- **To do**
The answer is one number: how many lines hold the string "aurois".

Records from a collection:
----------

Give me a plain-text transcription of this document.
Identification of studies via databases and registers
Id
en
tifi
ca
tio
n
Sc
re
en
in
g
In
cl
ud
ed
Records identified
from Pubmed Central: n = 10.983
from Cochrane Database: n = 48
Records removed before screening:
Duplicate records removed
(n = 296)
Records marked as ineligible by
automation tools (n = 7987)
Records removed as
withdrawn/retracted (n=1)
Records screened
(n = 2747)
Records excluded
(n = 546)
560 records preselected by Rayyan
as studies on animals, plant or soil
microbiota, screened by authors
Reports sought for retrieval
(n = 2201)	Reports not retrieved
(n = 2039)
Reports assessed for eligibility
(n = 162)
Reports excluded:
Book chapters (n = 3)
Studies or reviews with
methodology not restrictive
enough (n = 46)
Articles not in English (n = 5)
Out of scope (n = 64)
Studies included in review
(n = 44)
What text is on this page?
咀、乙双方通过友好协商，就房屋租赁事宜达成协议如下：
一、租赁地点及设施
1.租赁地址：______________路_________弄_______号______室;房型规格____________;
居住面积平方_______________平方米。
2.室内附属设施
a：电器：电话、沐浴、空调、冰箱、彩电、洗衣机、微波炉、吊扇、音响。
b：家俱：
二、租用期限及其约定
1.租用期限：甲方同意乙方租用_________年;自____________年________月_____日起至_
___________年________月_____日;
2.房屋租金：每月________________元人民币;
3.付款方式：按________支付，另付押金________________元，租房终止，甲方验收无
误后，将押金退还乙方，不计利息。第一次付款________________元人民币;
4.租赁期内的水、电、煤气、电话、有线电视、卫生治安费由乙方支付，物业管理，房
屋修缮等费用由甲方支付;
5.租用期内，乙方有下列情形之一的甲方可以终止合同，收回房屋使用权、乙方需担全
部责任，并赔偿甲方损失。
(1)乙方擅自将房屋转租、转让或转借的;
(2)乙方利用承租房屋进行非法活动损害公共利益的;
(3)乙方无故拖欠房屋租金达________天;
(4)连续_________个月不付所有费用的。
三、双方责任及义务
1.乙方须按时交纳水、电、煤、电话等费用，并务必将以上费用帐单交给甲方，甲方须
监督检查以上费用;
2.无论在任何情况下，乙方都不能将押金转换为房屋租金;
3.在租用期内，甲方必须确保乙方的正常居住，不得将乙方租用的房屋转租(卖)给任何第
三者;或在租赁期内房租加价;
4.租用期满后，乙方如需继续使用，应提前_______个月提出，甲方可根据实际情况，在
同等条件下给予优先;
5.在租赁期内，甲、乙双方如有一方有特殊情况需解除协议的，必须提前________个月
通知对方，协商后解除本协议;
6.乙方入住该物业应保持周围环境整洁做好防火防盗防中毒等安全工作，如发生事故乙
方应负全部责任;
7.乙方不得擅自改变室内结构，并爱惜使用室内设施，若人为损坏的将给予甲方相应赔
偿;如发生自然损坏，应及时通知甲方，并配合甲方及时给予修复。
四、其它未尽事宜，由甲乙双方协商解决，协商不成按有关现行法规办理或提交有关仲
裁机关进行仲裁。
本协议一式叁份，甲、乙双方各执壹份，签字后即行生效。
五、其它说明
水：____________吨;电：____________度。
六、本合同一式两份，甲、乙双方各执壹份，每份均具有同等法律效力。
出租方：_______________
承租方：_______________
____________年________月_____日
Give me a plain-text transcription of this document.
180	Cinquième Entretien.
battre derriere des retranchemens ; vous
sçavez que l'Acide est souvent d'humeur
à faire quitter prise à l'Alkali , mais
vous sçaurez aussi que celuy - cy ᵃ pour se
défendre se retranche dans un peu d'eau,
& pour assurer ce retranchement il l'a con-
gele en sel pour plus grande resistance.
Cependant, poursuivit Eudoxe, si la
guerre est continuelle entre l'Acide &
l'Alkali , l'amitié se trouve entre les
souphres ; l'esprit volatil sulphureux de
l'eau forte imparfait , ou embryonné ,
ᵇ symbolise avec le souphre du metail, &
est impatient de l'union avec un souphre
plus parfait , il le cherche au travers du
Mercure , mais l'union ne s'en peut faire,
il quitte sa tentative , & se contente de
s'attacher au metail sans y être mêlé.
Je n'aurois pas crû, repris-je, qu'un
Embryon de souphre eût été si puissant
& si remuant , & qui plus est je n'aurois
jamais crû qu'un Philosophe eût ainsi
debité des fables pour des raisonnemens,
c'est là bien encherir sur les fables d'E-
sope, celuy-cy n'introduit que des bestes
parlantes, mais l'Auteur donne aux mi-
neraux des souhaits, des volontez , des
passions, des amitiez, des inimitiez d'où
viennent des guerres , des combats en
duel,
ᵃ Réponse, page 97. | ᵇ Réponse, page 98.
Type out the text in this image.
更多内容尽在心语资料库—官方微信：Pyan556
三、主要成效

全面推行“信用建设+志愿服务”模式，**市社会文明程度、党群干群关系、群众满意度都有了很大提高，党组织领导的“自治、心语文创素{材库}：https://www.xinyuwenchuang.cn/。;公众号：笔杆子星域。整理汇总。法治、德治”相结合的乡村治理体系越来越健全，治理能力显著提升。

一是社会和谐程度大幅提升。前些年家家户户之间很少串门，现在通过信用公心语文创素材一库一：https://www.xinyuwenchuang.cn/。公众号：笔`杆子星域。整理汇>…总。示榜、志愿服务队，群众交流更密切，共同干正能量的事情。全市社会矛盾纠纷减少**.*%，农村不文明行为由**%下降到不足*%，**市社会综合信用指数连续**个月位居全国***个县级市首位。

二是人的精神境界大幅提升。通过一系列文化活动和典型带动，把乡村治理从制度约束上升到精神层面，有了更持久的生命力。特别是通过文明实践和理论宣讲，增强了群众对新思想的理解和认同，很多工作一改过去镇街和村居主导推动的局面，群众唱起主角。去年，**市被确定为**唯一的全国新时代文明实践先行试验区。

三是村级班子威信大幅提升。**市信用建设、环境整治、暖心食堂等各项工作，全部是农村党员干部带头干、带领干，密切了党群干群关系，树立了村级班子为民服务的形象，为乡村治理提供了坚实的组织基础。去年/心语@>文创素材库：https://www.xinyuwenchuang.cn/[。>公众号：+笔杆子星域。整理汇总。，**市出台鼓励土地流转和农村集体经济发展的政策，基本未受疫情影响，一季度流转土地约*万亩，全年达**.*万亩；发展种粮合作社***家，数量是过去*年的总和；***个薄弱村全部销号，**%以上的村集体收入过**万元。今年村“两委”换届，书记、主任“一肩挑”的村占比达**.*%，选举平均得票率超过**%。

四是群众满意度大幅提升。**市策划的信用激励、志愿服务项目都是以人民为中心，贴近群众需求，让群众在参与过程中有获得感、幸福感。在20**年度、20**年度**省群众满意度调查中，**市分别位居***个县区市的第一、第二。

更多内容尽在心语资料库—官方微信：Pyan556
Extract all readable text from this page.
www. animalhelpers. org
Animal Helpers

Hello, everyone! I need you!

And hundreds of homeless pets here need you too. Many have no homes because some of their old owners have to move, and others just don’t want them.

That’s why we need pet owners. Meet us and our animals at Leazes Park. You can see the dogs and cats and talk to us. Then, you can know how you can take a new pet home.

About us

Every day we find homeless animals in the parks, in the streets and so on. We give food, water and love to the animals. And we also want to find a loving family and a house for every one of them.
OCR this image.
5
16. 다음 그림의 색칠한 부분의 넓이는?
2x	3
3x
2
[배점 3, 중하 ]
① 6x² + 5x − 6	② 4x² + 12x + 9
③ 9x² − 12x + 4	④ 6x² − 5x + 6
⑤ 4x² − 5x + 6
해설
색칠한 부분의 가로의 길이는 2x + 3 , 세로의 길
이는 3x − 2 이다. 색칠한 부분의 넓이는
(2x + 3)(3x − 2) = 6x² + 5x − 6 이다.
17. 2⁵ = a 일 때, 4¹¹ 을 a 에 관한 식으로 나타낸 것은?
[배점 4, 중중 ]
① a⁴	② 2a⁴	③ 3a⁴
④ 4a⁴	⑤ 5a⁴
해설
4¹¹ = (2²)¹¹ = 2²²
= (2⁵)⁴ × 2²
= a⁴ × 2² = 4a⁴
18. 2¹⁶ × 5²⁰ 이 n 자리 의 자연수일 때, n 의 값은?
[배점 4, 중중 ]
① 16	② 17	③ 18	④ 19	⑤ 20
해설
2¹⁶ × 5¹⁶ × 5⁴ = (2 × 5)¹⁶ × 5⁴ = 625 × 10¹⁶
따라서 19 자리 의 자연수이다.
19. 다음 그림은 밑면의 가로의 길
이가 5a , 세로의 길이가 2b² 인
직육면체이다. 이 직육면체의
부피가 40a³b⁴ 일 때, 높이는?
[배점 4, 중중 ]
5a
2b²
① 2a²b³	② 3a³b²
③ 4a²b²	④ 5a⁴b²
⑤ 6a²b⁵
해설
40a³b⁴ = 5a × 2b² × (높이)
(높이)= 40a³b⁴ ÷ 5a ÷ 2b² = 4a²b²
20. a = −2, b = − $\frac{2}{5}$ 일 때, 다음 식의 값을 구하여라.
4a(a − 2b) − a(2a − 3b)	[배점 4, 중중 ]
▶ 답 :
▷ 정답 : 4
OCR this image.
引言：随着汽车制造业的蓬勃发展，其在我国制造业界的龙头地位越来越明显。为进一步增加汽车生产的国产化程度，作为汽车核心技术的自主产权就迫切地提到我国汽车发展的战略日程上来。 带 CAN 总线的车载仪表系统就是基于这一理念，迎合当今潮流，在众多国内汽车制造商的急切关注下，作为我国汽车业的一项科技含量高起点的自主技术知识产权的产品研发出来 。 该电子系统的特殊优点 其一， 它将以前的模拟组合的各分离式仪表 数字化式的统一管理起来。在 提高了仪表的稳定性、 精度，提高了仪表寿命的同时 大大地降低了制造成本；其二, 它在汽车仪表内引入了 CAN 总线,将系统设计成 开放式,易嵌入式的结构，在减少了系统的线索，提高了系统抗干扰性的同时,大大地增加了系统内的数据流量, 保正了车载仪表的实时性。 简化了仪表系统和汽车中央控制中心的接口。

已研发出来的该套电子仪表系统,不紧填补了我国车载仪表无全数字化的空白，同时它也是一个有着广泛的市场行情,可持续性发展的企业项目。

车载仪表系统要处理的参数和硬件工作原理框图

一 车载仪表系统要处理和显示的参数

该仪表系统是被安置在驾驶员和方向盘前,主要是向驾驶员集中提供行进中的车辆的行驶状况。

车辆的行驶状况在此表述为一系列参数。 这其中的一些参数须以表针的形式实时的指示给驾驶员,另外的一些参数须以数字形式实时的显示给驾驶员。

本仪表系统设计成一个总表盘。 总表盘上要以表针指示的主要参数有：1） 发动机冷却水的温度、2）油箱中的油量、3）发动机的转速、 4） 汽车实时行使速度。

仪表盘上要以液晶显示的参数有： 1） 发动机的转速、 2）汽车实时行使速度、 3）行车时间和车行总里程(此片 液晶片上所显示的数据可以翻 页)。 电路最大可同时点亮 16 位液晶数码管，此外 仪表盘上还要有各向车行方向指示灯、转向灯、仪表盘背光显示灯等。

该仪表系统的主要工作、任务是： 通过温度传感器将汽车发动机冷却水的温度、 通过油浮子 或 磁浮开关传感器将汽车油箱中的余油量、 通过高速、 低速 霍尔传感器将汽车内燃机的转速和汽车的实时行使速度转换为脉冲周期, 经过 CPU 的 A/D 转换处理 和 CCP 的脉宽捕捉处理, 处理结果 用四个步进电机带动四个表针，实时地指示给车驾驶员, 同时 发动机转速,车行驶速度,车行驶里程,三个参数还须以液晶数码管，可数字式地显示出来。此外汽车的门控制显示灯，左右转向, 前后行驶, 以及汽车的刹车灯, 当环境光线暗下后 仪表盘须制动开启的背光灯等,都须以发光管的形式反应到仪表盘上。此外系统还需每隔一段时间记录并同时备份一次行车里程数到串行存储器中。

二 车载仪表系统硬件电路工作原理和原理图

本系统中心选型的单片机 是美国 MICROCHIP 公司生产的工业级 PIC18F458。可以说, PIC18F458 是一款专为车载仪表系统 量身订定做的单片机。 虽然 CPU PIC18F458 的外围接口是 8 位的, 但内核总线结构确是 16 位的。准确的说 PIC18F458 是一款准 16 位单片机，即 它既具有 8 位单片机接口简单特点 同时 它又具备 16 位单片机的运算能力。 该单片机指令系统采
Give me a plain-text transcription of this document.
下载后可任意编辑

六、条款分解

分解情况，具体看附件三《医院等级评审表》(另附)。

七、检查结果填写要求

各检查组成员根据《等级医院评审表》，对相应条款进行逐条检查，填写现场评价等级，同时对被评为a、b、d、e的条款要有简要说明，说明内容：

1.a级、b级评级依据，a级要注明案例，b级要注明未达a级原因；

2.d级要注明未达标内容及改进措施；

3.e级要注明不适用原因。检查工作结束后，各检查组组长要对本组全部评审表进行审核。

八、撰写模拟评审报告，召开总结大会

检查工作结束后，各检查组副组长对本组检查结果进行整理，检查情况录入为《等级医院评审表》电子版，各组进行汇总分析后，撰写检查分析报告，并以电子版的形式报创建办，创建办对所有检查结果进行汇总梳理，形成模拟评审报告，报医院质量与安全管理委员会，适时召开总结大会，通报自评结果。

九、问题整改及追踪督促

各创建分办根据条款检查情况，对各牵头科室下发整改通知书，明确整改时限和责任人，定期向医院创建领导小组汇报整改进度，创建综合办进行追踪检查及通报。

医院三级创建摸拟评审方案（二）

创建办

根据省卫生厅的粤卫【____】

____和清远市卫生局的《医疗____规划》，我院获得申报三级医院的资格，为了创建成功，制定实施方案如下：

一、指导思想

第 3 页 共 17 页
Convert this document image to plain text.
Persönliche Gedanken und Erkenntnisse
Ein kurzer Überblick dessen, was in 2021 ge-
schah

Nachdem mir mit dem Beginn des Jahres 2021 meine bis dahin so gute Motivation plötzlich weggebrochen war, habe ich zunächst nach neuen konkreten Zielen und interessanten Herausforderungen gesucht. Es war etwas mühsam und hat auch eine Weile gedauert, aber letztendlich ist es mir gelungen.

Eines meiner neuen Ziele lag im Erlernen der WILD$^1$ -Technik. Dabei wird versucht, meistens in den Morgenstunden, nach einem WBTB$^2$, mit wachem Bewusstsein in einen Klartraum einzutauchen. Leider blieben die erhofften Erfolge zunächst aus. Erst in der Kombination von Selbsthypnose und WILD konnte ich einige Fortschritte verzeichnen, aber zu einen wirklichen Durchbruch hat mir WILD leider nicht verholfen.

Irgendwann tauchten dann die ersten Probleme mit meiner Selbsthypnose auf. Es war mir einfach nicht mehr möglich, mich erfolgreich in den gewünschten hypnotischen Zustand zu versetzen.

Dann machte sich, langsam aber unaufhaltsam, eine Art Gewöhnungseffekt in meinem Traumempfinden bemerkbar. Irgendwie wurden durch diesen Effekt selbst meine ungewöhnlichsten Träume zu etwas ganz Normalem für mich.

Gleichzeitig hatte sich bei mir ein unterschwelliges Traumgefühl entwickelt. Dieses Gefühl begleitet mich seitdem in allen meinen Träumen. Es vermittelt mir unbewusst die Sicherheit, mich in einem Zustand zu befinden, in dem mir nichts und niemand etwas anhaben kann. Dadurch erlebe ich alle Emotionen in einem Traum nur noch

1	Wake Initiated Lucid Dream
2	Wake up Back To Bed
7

----------

- **Result**
2